## SOURCE MATERIAL
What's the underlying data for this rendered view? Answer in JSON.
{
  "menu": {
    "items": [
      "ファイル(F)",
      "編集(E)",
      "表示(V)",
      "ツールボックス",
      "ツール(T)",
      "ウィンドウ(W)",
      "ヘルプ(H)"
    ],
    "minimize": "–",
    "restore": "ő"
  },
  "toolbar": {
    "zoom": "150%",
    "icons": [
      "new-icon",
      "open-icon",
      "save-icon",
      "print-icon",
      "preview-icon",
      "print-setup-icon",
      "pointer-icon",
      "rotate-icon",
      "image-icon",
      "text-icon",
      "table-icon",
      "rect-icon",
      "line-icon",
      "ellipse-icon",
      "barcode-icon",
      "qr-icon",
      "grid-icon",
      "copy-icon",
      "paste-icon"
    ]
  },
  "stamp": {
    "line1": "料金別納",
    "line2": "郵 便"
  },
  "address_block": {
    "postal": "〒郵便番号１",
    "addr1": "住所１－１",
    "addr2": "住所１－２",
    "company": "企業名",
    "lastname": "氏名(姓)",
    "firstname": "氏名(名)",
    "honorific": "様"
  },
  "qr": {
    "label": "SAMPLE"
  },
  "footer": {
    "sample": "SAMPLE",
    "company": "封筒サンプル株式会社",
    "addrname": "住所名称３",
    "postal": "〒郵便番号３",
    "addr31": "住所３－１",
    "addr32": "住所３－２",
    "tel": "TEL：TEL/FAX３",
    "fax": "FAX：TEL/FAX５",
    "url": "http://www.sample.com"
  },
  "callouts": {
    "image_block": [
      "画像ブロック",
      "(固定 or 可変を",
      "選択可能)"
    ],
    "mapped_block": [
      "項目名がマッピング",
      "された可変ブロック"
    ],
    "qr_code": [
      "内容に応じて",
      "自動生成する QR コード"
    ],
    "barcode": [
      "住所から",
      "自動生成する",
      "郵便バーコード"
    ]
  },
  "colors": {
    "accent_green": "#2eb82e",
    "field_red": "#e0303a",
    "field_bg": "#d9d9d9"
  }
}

## TASK DIRECTIONS
Return every line exactly.

## OUTPUT OF THE TASK
What's the underlying data for this rendered view? Answer in JSON.
{
  "menu": {
    "items": [
      "ファイル(F)",
      "編集(E)",
      "表示(V)",
      "ツールボックス",
      "ツール(T)",
      "ウィンドウ(W)",
      "ヘルプ(H)"
    ],
    "minimize": "–",
    "restore": "ő"
  },
  "toolbar": {
    "zoom": "150%",
    "icons": [
      "new-icon",
      "open-icon",
      "save-icon",
      "print-icon",
      "preview-icon",
      "print-setup-icon",
      "pointer-icon",
      "rotate-icon",
      "image-icon",
      "text-icon",
      "table-icon",
      "rect-icon",
      "line-icon",
      "ellipse-icon",
      "barcode-icon",
      "qr-icon",
      "grid-icon",
      "copy-icon",
      "paste-icon"
    ]
  },
  "stamp": {
    "line1": "料金別納",
    "line2": "郵 便"
  },
  "address_block": {
    "postal": "〒郵便番号１",
    "addr1": "住所１－１",
    "addr2": "住所１－２",
    "company": "企業名",
    "lastname": "氏名(姓)",
    "firstname": "氏名(名)",
    "honorific": "様"
  },
  "qr": {
    "label": "SAMPLE"
  },
  "footer": {
    "sample": "SAMPLE",
    "company": "封筒サンプル株式会社",
    "addrname": "住所名称３",
    "postal": "〒郵便番号３",
    "addr31": "住所３－１",
    "addr32": "住所３－２",
    "tel": "TEL：TEL/FAX３",
    "fax": "FAX：TEL/FAX５",
    "url": "http://www.sample.com"
  },
  "callouts": {
    "image_block": [
      "画像ブロック",
      "(固定 or 可変を",
      "選択可能)"
    ],
    "mapped_block": [
      "項目名がマッピング",
      "された可変ブロック"
    ],
    "qr_code": [
      "内容に応じて",
      "自動生成する QR コード"
    ],
    "barcode": [
      "住所から",
      "自動生成する",
      "郵便バーコード"
    ]
  },
  "colors": {
    "accent_green": "#2eb82e",
    "field_red": "#e0303a",
    "field_bg": "#d9d9d9"
  }
}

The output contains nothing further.